▶ _Exercise description_
Below are some records; give them all again exactly, but not the pictures.

===== Records =====

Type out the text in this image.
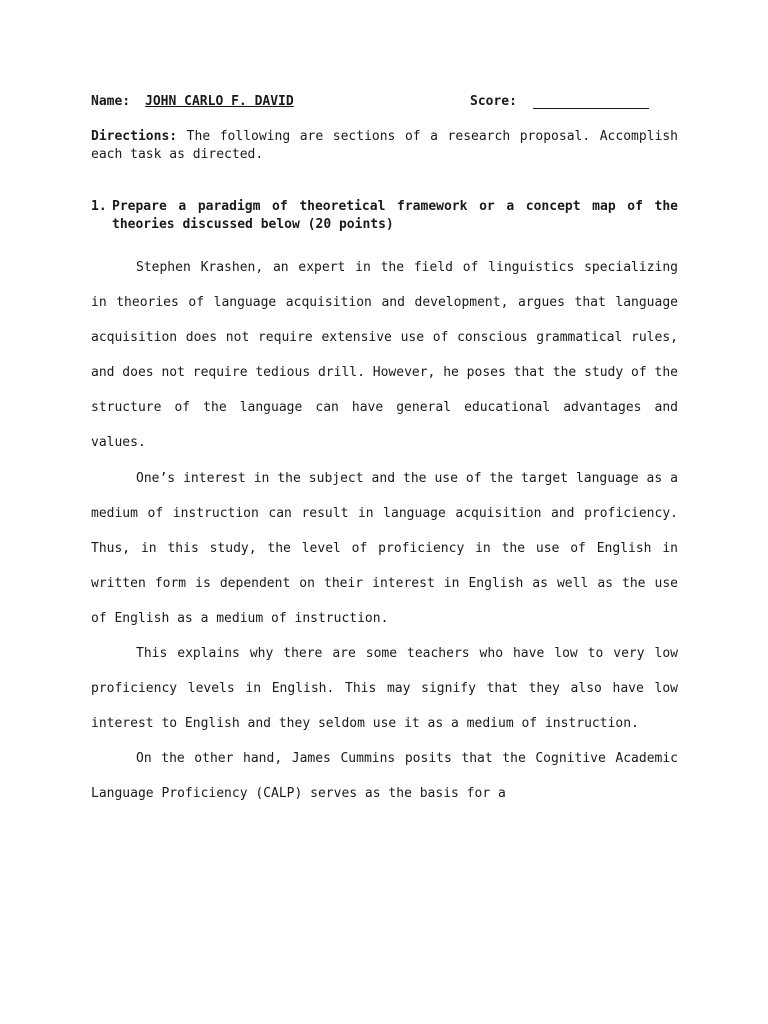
Name: JOHN CARLO F. DAVID	Score:
Directions: The following are sections of a research proposal. Accomplish each task as directed.
1. Prepare a paradigm of theoretical framework or a concept map of the theories discussed below (20 points)

Stephen Krashen, an expert in the field of linguistics specializing in theories of language acquisition and development, argues that language acquisition does not require extensive use of conscious grammatical rules, and does not require tedious drill. However, he poses that the study of the structure of the language can have general educational advantages and values.

One’s interest in the subject and the use of the target language as a medium of instruction can result in language acquisition and proficiency. Thus, in this study, the level of proficiency in the use of English in written form is dependent on their interest in English as well as the use of English as a medium of instruction.

This explains why there are some teachers who have low to very low proficiency levels in English. This may signify that they also have low interest to English and they seldom use it as a medium of instruction.

On the other hand, James Cummins posits that the Cognitive Academic Language Proficiency (CALP) serves as the basis for a
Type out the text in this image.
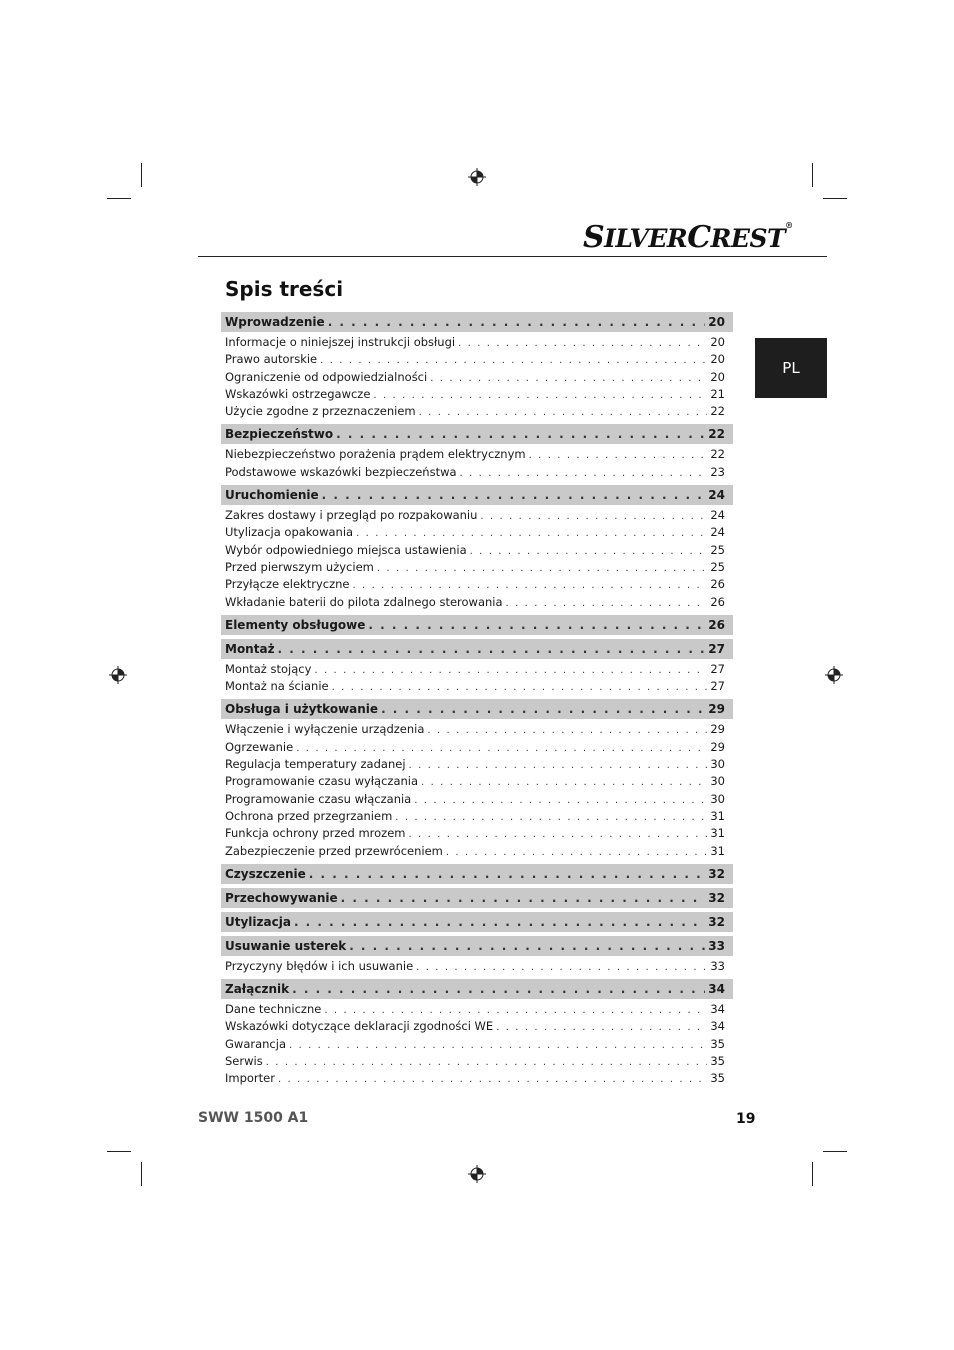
SILVERCREST®
PL
Spis treści
Wprowadzenie . . .	20
Informacje o niniejszej instrukcji obsługi . . .	20
Prawo autorskie . . .	20
Ograniczenie od odpowiedzialności . . .	20
Wskazówki ostrzegawcze . . .	21
Użycie zgodne z przeznaczeniem . . .	22
Bezpieczeństwo . . .	22
Niebezpieczeństwo porażenia prądem elektrycznym . . .	22
Podstawowe wskazówki bezpieczeństwa . . .	23
Uruchomienie . . .	24
Zakres dostawy i przegląd po rozpakowaniu . . .	24
Utylizacja opakowania . . .	24
Wybór odpowiedniego miejsca ustawienia . . .	25
Przed pierwszym użyciem . . .	25
Przyłącze elektryczne . . .	26
Wkładanie baterii do pilota zdalnego sterowania . . .	26
Elementy obsługowe . . .	26
Montaż . . .	27
Montaż stojący . . .	27
Montaż na ścianie . . .	27
Obsługa i użytkowanie . . .	29
Włączenie i wyłączenie urządzenia . . .	29
Ogrzewanie . . .	29
Regulacja temperatury zadanej . . .	30
Programowanie czasu wyłączania . . .	30
Programowanie czasu włączania . . .	30
Ochrona przed przegrzaniem . . .	31
Funkcja ochrony przed mrozem . . .	31
Zabezpieczenie przed przewróceniem . . .	31
Czyszczenie . . .	32
Przechowywanie . . .	32
Utylizacja . . .	32
Usuwanie usterek . . .	33
Przyczyny błędów i ich usuwanie . . .	33
Załącznik . . .	34
Dane techniczne . . .	34
Wskazówki dotyczące deklaracji zgodności WE . . .	34
Gwarancja . . .	35
Serwis . . .	35
Importer . . .	35
SWW 1500 A1	19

=====

▶ _Full response_
Type out the text in this image.
Name: JOHN CARLO F. DAVID	Score:
Directions: The following are sections of a research proposal. Accomplish each task as directed.
1. Prepare a paradigm of theoretical framework or a concept map of the theories discussed below (20 points)

Stephen Krashen, an expert in the field of linguistics specializing in theories of language acquisition and development, argues that language acquisition does not require extensive use of conscious grammatical rules, and does not require tedious drill. However, he poses that the study of the structure of the language can have general educational advantages and values.

One’s interest in the subject and the use of the target language as a medium of instruction can result in language acquisition and proficiency. Thus, in this study, the level of proficiency in the use of English in written form is dependent on their interest in English as well as the use of English as a medium of instruction.

This explains why there are some teachers who have low to very low proficiency levels in English. This may signify that they also have low interest to English and they seldom use it as a medium of instruction.

On the other hand, James Cummins posits that the Cognitive Academic Language Proficiency (CALP) serves as the basis for a
Type out the text in this image.
SILVERCREST®
PL
Spis treści
Wprowadzenie . . .	20
Informacje o niniejszej instrukcji obsługi . . .	20
Prawo autorskie . . .	20
Ograniczenie od odpowiedzialności . . .	20
Wskazówki ostrzegawcze . . .	21
Użycie zgodne z przeznaczeniem . . .	22
Bezpieczeństwo . . .	22
Niebezpieczeństwo porażenia prądem elektrycznym . . .	22
Podstawowe wskazówki bezpieczeństwa . . .	23
Uruchomienie . . .	24
Zakres dostawy i przegląd po rozpakowaniu . . .	24
Utylizacja opakowania . . .	24
Wybór odpowiedniego miejsca ustawienia . . .	25
Przed pierwszym użyciem . . .	25
Przyłącze elektryczne . . .	26
Wkładanie baterii do pilota zdalnego sterowania . . .	26
Elementy obsługowe . . .	26
Montaż . . .	27
Montaż stojący . . .	27
Montaż na ścianie . . .	27
Obsługa i użytkowanie . . .	29
Włączenie i wyłączenie urządzenia . . .	29
Ogrzewanie . . .	29
Regulacja temperatury zadanej . . .	30
Programowanie czasu wyłączania . . .	30
Programowanie czasu włączania . . .	30
Ochrona przed przegrzaniem . . .	31
Funkcja ochrony przed mrozem . . .	31
Zabezpieczenie przed przewróceniem . . .	31
Czyszczenie . . .	32
Przechowywanie . . .	32
Utylizacja . . .	32
Usuwanie usterek . . .	33
Przyczyny błędów i ich usuwanie . . .	33
Załącznik . . .	34
Dane techniczne . . .	34
Wskazówki dotyczące deklaracji zgodności WE . . .	34
Gwarancja . . .	35
Serwis . . .	35
Importer . . .	35
SWW 1500 A1	19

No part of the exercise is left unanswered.